Task details
Look for the word "marketing" in the entries below, then copy every line that has it.

Data supplied

──────────────────────────────

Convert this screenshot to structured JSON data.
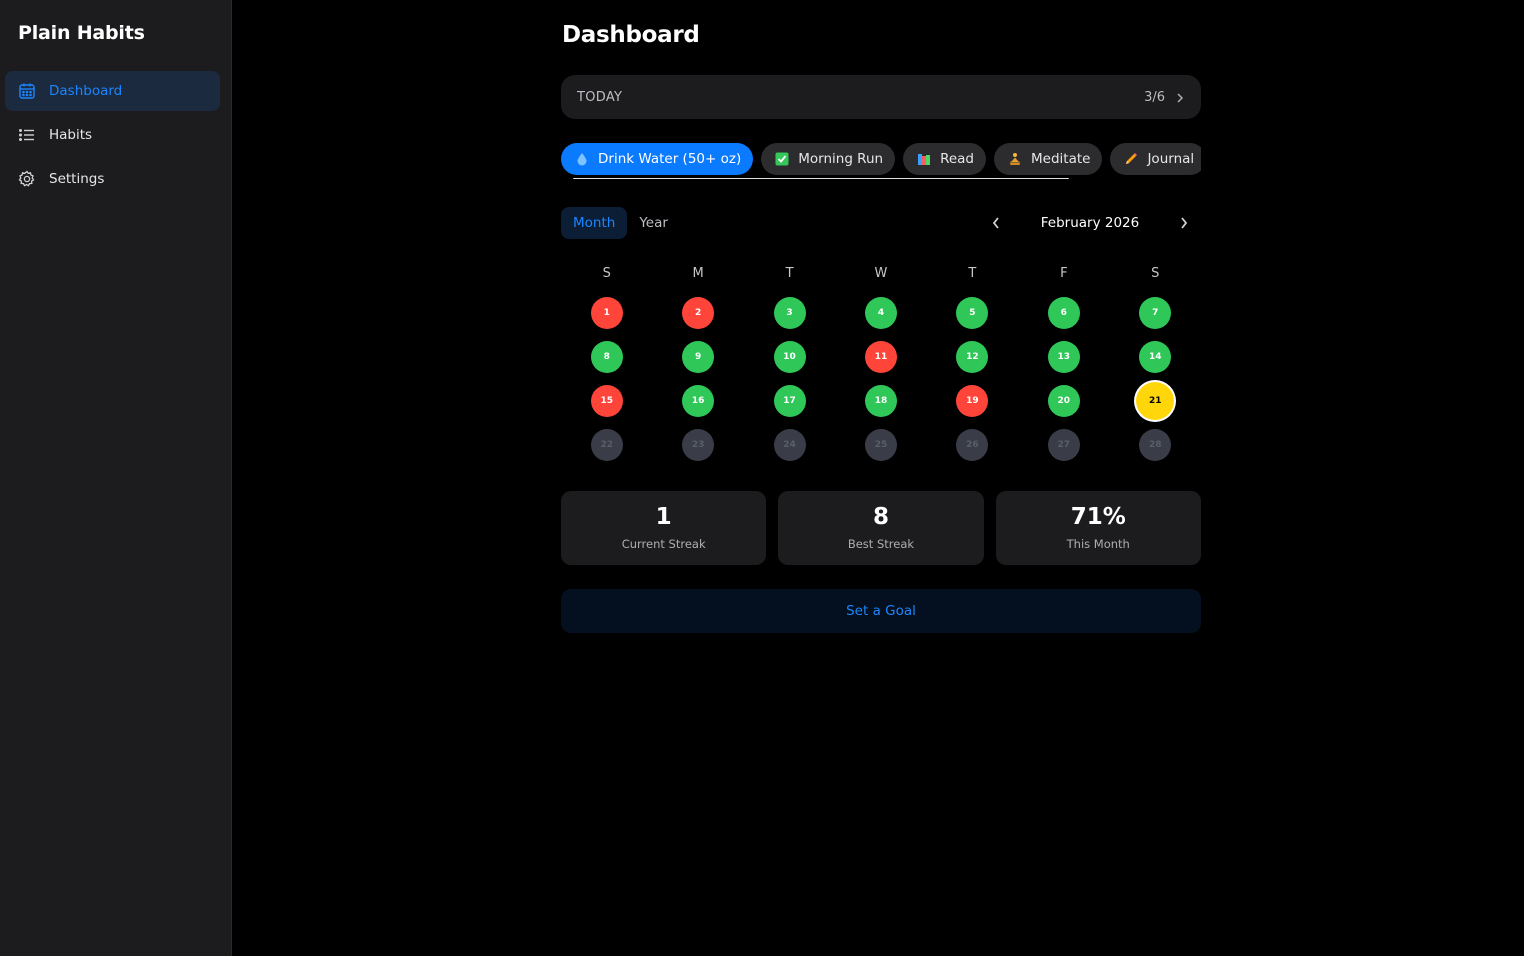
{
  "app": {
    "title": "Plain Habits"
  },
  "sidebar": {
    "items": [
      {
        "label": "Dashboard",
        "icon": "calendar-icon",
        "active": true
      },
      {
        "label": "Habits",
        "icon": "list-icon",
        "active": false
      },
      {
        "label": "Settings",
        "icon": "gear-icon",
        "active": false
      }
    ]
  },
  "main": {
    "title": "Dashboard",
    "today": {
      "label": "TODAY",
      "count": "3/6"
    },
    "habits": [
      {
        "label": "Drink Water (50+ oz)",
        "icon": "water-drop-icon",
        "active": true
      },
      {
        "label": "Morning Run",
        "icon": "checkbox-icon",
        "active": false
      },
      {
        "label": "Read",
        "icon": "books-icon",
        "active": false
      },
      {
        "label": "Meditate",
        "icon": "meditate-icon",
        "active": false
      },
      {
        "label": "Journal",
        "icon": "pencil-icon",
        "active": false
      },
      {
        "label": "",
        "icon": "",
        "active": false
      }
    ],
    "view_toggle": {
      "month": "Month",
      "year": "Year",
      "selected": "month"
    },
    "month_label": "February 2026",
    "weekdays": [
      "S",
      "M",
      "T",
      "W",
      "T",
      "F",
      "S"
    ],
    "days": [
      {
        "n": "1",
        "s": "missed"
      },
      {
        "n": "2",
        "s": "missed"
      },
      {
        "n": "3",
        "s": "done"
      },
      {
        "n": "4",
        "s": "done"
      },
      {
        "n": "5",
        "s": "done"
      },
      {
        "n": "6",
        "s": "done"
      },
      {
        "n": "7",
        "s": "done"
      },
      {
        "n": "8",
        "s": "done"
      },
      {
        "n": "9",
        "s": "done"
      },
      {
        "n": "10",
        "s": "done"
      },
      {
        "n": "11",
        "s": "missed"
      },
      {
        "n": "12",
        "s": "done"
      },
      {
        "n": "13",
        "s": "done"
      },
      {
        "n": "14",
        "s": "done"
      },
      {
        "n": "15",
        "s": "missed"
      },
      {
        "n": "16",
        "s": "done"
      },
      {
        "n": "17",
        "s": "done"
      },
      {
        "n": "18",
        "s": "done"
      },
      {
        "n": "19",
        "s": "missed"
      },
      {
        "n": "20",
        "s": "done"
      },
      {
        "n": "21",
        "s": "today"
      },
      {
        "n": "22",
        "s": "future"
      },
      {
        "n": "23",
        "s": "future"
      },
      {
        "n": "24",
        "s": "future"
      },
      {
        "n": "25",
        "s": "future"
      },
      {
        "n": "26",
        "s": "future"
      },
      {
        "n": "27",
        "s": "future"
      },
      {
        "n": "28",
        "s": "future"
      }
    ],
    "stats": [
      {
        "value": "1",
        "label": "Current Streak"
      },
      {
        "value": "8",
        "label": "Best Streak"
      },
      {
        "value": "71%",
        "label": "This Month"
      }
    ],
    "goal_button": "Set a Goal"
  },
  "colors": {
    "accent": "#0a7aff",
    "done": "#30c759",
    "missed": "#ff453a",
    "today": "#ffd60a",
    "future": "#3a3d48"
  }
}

──────────────────────────────

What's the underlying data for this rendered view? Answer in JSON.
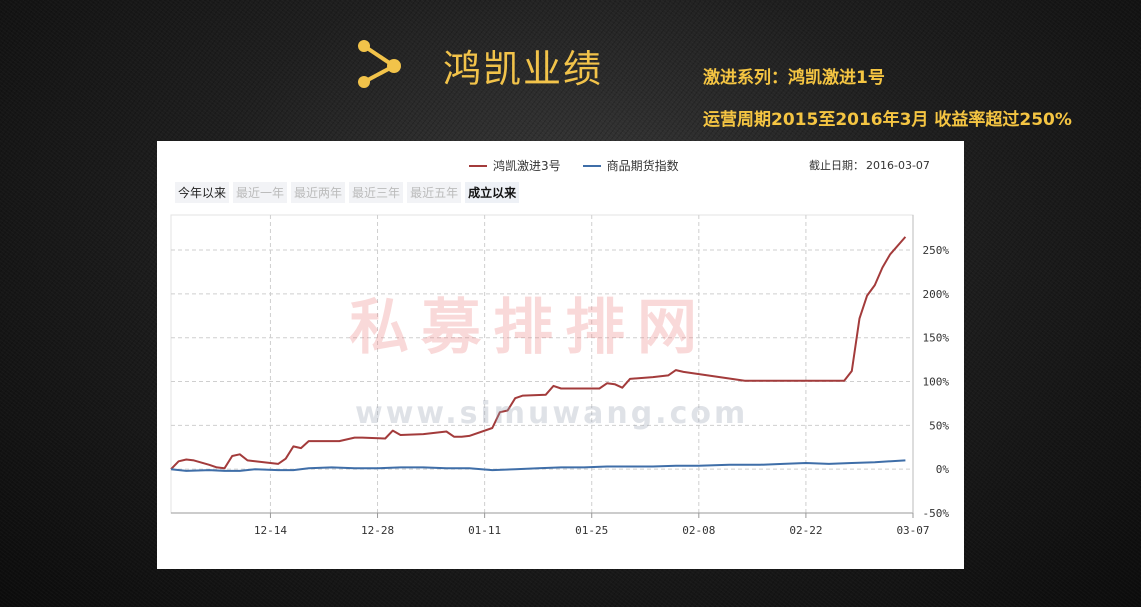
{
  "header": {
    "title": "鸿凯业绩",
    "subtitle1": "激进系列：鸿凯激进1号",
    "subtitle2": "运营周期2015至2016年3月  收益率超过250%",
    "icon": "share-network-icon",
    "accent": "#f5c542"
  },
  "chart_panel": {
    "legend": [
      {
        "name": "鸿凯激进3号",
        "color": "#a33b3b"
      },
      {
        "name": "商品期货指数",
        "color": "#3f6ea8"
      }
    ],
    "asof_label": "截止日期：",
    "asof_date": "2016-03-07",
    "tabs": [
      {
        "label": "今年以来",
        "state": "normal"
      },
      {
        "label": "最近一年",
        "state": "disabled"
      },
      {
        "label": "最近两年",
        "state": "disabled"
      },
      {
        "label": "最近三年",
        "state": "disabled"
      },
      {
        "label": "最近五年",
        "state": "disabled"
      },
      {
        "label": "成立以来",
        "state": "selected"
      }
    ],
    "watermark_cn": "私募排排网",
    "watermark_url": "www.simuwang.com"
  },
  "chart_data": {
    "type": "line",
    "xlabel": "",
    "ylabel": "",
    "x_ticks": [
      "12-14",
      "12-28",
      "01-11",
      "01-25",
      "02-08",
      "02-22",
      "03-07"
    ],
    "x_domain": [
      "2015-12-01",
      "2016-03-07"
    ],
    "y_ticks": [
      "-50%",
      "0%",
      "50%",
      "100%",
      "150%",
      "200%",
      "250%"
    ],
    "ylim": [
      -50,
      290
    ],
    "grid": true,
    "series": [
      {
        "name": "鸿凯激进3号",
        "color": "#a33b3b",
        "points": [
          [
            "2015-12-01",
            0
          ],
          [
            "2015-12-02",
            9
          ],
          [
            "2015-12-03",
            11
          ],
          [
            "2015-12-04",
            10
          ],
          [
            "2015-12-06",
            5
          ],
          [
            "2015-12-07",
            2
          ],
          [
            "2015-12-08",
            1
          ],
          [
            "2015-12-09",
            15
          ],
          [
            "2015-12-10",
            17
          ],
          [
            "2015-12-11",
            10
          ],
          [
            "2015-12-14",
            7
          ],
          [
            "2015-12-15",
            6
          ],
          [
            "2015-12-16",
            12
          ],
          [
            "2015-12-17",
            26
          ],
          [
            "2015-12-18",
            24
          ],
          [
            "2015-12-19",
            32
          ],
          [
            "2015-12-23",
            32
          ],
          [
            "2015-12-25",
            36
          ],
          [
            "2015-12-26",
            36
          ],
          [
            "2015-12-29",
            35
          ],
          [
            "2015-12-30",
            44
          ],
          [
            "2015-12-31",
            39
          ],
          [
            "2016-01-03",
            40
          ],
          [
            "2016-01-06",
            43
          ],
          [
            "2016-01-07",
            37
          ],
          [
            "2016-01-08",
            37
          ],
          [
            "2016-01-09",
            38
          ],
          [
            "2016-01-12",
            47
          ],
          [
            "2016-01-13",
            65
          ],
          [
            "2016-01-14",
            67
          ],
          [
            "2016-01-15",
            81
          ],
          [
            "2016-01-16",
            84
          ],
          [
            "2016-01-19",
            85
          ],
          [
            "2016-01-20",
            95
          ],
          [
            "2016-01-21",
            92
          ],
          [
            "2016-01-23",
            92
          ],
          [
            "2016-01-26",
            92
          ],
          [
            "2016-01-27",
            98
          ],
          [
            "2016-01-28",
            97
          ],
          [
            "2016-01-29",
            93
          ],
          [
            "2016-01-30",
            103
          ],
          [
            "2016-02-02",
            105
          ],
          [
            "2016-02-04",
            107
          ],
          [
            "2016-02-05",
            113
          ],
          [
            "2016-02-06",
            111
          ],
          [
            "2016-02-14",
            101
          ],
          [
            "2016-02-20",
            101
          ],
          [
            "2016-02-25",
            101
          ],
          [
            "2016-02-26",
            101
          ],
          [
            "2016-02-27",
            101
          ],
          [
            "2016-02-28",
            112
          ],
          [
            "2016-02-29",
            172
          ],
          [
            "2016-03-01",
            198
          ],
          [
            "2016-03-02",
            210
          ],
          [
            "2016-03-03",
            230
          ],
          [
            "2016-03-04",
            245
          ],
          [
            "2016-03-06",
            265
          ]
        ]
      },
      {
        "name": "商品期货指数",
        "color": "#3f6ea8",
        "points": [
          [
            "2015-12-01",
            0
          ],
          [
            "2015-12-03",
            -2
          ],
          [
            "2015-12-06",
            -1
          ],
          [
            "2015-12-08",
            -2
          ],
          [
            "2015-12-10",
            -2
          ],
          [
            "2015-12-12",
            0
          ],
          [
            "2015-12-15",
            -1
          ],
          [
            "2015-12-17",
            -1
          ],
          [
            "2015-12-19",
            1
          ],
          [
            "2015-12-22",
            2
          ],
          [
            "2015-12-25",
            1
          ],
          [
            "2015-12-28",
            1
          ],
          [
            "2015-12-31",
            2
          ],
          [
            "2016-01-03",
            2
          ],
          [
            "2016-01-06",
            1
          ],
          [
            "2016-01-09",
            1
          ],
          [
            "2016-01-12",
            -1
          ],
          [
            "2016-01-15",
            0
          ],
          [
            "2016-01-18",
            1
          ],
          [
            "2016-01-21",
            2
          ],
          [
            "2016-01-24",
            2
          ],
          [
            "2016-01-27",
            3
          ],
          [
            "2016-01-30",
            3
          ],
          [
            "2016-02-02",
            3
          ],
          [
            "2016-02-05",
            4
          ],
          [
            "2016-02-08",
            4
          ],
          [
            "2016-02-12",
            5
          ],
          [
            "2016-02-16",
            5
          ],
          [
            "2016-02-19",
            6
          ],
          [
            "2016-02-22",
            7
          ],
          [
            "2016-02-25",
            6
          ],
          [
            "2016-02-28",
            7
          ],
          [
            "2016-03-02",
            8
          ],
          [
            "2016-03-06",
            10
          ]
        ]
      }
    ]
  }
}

──────────────────────────────

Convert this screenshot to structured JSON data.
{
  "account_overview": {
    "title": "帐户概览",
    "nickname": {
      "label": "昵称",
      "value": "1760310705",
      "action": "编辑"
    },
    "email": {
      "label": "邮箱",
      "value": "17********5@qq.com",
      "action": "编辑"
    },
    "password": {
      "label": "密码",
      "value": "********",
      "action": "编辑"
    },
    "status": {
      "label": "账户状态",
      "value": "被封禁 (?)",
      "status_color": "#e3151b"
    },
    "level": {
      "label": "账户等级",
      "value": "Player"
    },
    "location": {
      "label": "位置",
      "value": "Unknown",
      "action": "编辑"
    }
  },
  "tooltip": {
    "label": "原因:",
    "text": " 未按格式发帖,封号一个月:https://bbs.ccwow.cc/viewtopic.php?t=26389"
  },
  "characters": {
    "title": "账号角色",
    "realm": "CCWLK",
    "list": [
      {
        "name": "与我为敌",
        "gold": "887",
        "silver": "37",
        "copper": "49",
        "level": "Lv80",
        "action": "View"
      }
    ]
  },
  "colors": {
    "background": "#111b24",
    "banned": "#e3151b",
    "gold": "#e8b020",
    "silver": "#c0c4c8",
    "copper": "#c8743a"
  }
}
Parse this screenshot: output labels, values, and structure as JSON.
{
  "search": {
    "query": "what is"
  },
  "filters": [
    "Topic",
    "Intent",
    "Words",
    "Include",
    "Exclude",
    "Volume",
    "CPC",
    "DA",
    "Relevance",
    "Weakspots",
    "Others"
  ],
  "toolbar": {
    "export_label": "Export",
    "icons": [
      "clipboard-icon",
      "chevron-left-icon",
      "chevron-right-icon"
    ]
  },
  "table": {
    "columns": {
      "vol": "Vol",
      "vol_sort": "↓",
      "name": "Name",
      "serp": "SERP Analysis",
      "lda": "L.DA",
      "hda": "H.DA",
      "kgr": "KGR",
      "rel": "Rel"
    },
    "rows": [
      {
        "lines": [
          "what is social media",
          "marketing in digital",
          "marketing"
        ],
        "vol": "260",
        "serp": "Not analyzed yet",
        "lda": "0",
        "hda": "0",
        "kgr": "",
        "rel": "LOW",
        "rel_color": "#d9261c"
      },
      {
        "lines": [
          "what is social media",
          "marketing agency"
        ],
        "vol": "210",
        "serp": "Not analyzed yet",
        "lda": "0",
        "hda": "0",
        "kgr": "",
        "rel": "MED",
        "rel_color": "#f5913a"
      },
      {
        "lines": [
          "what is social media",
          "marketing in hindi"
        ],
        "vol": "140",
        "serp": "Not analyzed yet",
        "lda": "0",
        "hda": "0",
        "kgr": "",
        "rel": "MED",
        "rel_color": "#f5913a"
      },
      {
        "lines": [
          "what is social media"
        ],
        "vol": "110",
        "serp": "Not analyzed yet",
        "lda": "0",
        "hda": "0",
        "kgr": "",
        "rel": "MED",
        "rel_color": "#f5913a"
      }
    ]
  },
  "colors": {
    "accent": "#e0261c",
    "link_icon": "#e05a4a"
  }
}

──────────────────────────────

Exercise output
          "marketing in digital",
          "marketing"
          "marketing agency"
          "marketing in hindi"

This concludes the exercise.